### Selection
───
# 1990 Gary Fisher Supercaliber



## bestmtb (Oct 19, 2004)

Pristine Condition. For sale on MTBR classifieds.


----------



## bestmtb (Oct 19, 2004)

*Supercaliber*

All Suntour XC comp components.It has the original tires.


----------



## JaySupercaliber (3 mo ago)

> hink the paint on these frames was meant to last. The fork holds air and it still functions as horribly as it did when it was new. It was originally sold in The Netherlands and shipped to Canada later on, hasn't seen dirt in at least a decade.
> 
> Asking price: 300 Euro. The bike is located in Calgary, Canada, and can be picked up there or shipped anywhere. Buyer pays for shipping of course. I'm open to offers.
> 
> Click to expand...


How did you -factually- know, the exact year of this bike? Since it had changed hands, other than by word-of-mouth from what the previous owner/s may have told you? Yes, then how much did you sell it for? If I missed that.
Thanks! JaySupercaliber


----------



## cmg (Mar 13, 2012)

JaySupercaliber said:


> How did you -factually- know, the exact year of this bike? Since it had changed hands, other than by word-of-mouth from what the previous owner/s may have told you? Yes, then how much did you sell it for? If I missed that.
> Thanks! JaySupercaliber


wtf?

dude this is a 17yr old thread 

mine thread king


----------



## JaySupercaliber (3 mo ago)

cmg said:


> wtf?
> 
> dude this is a 17yr old thread
> 
> mine thread king


Yes, my Pre-Trek Gary Fisher Supercaliber is 30+ years old, and I'm reaching back into the archives. New threads would drop all of the previous linked and related information, including the OP thread and botht attached and related info. I appreciate your concern, thanks for looking out.


----------
───
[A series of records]
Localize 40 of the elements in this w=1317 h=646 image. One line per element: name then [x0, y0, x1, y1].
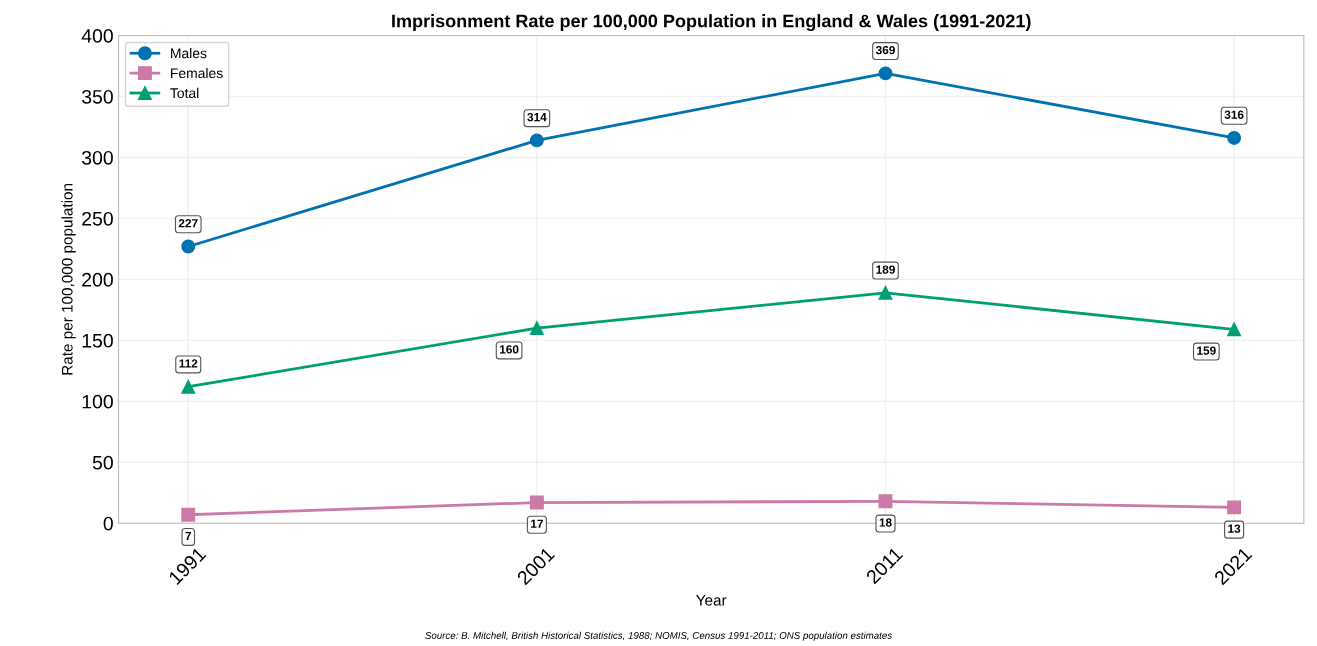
point: [878, 494, 893, 509]
point: [181, 507, 196, 522]
y-tick-label: 150: [82, 333, 113, 348]
y-tick-label: 400: [81, 29, 113, 43]
data-label: 369: [875, 45, 895, 55]
point: [1227, 131, 1242, 145]
point: [1227, 322, 1242, 337]
point: [181, 379, 196, 394]
y-axis-title: Rate per 100,000 population: [61, 183, 76, 375]
data-label: 160: [499, 345, 519, 354]
data-label: 13: [1228, 524, 1241, 533]
data-label: 314: [527, 112, 547, 122]
y-tick-label: 50: [92, 455, 113, 470]
chart-title: Imprisonment Rate per 100,000 Population in England & Wales (1991-2021): [392, 14, 1031, 32]
source-note: Source: B. Mitchell, British Historical Statistics, 1988; NOMIS, Census 1991-2011; ONS population estimates: [425, 631, 892, 641]
y-tick-label: 300: [81, 150, 113, 165]
legend-label: Males: [171, 48, 207, 59]
point: [529, 321, 544, 336]
data-label: 17: [531, 519, 543, 528]
point: [1227, 500, 1242, 515]
y-tick-label: 350: [81, 89, 113, 104]
point: [181, 239, 196, 254]
y-tick-label: 0: [103, 516, 113, 531]
y-tick-label: 250: [82, 211, 113, 226]
data-label: 112: [179, 359, 198, 368]
data-label: 18: [879, 518, 892, 527]
point: [878, 285, 893, 300]
legend-label: Total: [170, 87, 199, 99]
y-tick-label: 200: [82, 272, 113, 287]
data-label: 159: [1197, 346, 1216, 355]
point: [878, 66, 893, 81]
data-label: 316: [1224, 110, 1244, 119]
point: [529, 133, 544, 148]
data-label: 189: [876, 265, 895, 274]
legend-label: Females: [171, 67, 223, 79]
x-axis-title: Year: [696, 595, 727, 606]
data-label: 7: [185, 531, 192, 540]
data-label: 227: [178, 219, 198, 228]
y-tick-label: 100: [82, 394, 113, 409]
point: [529, 495, 544, 510]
───
### Stated task 1
List every username that posts in the Supercaliber thread.
### Stated task 2
Please turn the paragraph in the Supercaliber thread beginning "Asking price: 300 Euro" into a short bulleted list that keeps its main facts.
### Stated task 3
What components does the Supercaliber thread say the bike has?

### Response 1
bestmtb, JaySupercaliber, cmg

### Response 2
- Price: 300 Euro
- Location: Calgary, Canada
- Can be picked up or shipped anywhere
- Buyer pays shipping
- Offers considered

### Response 3
All Suntour XC comp components.